[Begin SOURCE MATERIAL]

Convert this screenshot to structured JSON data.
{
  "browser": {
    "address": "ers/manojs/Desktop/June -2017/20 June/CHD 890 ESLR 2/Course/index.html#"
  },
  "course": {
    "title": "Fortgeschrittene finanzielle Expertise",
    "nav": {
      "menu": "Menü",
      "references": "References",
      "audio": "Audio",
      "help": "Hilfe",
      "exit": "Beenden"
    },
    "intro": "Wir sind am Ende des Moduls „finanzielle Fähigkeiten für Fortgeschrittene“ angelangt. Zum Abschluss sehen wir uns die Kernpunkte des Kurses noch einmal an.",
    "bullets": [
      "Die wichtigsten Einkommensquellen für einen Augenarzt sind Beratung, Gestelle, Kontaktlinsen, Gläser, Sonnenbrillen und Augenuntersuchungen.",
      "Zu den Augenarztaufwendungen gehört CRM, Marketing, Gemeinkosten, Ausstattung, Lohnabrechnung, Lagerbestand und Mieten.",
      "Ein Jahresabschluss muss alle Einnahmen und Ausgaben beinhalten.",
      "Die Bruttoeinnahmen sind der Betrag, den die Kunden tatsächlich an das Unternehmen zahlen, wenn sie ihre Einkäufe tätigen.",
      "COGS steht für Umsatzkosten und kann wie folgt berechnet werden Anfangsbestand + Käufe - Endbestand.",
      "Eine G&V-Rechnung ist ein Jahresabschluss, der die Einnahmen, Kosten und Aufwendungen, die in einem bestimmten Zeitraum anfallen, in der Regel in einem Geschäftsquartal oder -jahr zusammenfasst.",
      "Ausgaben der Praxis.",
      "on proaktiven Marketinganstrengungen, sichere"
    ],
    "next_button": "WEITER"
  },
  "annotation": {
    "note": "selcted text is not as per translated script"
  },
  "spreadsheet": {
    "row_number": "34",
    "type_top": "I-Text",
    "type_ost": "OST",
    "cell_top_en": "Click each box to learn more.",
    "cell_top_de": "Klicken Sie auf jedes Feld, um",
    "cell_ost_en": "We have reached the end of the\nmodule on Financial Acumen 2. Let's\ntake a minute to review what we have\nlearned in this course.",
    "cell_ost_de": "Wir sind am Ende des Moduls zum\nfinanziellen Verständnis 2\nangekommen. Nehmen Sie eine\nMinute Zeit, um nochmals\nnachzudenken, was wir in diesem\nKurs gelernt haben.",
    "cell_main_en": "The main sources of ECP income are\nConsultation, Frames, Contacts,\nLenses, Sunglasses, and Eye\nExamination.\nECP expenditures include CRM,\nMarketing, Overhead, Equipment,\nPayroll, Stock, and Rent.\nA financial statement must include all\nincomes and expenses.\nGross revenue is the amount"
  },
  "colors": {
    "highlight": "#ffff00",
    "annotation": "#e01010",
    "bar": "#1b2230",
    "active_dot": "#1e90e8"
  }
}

[End SOURCE MATERIAL]
[Begin SOURCE MATERIAL]

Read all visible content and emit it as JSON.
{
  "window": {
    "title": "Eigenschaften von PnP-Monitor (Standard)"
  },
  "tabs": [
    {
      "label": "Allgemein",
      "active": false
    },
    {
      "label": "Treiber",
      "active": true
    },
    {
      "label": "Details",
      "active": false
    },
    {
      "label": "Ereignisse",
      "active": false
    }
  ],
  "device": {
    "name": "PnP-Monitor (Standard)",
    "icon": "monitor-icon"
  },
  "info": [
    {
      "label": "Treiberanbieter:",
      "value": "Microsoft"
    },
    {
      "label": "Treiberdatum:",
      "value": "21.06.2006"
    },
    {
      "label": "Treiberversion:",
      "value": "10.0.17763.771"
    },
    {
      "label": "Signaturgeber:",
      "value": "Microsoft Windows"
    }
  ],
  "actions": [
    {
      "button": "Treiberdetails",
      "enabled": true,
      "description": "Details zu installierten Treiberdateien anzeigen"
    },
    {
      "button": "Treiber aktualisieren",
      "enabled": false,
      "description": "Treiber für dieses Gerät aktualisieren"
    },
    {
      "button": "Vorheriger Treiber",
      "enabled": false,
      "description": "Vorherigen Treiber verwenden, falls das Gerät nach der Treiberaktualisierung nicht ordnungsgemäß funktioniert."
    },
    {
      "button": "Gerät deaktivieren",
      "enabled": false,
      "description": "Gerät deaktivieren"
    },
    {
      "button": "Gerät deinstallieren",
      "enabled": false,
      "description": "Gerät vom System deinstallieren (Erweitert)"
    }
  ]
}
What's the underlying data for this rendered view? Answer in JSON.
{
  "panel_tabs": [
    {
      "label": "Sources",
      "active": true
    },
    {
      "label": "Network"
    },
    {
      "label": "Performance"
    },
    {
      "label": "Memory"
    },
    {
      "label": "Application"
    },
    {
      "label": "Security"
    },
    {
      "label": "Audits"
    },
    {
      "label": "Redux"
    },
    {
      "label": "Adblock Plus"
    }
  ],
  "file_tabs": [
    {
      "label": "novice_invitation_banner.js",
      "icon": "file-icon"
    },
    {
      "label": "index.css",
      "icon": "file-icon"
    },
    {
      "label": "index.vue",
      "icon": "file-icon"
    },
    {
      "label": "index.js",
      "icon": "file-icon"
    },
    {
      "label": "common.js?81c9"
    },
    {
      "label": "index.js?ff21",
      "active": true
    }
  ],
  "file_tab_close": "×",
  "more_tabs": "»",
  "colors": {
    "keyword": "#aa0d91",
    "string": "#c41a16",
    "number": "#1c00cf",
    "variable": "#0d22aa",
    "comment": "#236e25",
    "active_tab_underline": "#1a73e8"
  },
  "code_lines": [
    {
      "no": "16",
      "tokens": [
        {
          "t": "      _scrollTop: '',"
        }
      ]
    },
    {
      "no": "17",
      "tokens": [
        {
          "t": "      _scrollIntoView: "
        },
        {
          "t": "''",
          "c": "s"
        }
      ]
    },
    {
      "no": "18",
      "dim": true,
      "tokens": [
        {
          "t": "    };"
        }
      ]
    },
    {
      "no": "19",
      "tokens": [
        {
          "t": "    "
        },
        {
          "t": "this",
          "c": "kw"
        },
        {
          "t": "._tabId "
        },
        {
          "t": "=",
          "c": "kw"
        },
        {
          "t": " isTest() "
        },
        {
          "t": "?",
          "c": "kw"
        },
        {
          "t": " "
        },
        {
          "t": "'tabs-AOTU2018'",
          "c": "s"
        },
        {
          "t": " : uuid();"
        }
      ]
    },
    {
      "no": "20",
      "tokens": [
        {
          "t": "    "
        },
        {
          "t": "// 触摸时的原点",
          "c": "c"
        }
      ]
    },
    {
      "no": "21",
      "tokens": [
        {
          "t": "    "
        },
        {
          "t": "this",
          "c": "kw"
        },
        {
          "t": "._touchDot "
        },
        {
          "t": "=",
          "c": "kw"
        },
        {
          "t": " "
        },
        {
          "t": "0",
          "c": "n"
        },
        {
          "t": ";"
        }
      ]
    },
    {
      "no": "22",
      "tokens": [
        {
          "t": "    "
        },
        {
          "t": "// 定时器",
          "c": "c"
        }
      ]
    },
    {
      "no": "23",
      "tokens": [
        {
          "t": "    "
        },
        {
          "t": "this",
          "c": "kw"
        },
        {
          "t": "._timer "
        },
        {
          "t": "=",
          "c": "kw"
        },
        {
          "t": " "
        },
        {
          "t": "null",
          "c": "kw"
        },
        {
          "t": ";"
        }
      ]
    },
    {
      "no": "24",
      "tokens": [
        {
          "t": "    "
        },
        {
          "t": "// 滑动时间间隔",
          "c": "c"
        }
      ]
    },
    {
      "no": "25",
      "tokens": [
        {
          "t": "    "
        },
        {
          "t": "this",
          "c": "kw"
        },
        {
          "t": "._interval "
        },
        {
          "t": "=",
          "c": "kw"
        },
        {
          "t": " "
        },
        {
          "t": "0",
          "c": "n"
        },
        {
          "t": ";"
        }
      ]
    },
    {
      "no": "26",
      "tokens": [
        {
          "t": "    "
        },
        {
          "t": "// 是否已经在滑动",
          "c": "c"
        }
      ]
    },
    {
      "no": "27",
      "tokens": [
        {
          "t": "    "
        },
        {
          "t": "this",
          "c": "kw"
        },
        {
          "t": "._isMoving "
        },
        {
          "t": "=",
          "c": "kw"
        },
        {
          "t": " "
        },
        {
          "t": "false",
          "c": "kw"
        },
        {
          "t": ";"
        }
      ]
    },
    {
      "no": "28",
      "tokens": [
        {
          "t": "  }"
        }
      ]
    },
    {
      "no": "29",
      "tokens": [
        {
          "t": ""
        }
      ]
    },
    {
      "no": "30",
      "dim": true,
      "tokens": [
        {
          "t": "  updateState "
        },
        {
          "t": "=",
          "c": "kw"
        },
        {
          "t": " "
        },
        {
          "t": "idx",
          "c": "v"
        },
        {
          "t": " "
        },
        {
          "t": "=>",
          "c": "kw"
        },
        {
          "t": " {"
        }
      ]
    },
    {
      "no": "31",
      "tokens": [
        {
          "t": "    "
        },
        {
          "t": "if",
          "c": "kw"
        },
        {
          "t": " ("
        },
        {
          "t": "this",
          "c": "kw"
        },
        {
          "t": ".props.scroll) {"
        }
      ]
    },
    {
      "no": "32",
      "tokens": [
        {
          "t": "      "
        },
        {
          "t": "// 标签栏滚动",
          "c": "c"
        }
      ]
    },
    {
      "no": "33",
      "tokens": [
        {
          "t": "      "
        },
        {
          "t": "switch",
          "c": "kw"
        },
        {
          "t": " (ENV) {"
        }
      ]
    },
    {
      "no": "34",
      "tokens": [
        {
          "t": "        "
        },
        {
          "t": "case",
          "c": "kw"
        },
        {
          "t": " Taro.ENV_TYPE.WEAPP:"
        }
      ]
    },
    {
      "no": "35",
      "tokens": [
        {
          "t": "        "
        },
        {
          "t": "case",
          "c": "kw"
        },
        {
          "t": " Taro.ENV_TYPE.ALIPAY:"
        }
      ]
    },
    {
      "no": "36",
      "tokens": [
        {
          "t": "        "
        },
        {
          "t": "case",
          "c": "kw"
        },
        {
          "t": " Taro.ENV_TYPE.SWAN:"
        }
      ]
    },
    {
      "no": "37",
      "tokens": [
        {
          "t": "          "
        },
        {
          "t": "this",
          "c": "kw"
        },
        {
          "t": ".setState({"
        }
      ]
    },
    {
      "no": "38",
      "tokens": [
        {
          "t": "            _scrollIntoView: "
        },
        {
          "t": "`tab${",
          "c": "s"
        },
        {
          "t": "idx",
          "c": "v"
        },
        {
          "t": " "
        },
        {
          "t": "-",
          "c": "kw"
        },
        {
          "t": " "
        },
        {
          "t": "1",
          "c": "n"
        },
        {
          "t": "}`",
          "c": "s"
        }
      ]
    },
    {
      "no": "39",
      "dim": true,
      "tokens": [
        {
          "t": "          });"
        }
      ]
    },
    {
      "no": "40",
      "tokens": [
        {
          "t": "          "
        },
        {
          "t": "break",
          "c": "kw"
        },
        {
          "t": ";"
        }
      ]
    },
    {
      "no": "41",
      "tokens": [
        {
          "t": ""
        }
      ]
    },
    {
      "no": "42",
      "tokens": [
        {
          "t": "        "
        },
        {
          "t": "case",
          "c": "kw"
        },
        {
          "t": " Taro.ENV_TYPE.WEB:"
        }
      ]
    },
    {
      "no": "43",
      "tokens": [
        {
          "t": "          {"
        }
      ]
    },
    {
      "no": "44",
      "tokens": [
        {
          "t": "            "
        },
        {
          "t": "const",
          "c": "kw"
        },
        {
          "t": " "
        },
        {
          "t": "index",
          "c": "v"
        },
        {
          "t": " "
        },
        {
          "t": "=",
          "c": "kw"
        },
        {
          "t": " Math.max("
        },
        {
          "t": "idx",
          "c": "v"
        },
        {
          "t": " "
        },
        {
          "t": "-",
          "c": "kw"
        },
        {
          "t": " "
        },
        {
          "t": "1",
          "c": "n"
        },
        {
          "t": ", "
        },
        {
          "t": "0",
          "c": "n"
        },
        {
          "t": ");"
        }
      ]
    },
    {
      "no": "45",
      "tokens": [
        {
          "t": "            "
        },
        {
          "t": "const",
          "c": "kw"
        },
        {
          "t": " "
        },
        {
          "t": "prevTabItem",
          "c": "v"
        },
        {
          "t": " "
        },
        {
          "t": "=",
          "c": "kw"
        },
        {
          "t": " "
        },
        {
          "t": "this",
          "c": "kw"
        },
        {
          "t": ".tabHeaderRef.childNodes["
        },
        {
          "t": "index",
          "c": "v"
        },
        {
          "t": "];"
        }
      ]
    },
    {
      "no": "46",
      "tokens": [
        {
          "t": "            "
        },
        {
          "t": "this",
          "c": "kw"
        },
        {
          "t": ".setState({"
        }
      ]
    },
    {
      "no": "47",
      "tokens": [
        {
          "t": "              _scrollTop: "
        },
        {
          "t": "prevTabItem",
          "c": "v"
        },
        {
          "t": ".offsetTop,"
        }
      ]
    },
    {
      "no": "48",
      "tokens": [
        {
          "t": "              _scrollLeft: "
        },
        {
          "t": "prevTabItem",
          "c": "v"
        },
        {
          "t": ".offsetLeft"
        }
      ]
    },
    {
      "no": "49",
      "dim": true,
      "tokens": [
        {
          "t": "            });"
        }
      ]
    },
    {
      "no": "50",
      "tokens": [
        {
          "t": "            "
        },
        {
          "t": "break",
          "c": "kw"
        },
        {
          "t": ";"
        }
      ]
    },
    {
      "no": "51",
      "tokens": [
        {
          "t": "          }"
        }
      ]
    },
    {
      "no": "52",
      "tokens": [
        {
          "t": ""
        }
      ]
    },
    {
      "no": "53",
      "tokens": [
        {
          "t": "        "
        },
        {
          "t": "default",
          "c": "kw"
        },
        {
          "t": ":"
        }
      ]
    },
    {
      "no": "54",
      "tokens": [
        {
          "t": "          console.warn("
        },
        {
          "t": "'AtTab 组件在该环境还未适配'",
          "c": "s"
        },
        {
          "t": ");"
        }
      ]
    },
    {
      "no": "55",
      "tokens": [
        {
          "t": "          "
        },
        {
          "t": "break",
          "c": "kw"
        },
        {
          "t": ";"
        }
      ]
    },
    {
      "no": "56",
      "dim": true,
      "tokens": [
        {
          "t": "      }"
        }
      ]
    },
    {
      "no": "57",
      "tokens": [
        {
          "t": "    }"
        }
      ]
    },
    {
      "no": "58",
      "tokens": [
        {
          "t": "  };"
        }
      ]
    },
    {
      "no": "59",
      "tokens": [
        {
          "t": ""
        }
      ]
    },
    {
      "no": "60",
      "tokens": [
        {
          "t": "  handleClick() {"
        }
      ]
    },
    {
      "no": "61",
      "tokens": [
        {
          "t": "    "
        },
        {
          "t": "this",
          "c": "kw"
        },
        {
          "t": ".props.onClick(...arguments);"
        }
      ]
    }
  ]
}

[End SOURCE MATERIAL]
[Begin SOURCE MATERIAL]

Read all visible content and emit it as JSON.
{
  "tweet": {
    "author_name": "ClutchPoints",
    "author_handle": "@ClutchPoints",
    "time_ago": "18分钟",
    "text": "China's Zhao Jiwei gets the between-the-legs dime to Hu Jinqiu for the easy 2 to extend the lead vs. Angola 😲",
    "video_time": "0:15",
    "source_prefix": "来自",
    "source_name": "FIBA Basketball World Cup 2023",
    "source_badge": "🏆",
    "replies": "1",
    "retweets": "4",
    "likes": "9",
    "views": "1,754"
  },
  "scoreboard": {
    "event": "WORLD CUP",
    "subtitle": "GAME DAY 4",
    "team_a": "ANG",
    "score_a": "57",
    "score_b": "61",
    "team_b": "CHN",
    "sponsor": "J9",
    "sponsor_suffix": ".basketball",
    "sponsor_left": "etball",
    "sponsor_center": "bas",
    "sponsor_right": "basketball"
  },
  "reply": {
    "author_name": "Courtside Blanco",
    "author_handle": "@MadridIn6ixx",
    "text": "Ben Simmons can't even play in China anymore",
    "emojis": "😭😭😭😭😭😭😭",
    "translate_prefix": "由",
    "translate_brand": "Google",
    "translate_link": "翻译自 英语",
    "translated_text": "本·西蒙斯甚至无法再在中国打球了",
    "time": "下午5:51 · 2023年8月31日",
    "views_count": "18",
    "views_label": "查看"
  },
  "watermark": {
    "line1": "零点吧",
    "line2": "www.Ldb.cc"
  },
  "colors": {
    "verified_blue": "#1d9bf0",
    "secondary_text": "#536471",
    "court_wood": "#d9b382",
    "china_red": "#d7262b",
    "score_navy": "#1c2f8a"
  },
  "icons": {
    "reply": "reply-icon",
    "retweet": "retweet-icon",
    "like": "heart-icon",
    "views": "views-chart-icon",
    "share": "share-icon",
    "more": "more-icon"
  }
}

[End SOURCE MATERIAL]

Find the string "deaktivieren" in the records, then copy each line where it occurs.

      "button": "Gerät deaktivieren",
      "description": "Gerät deaktivieren"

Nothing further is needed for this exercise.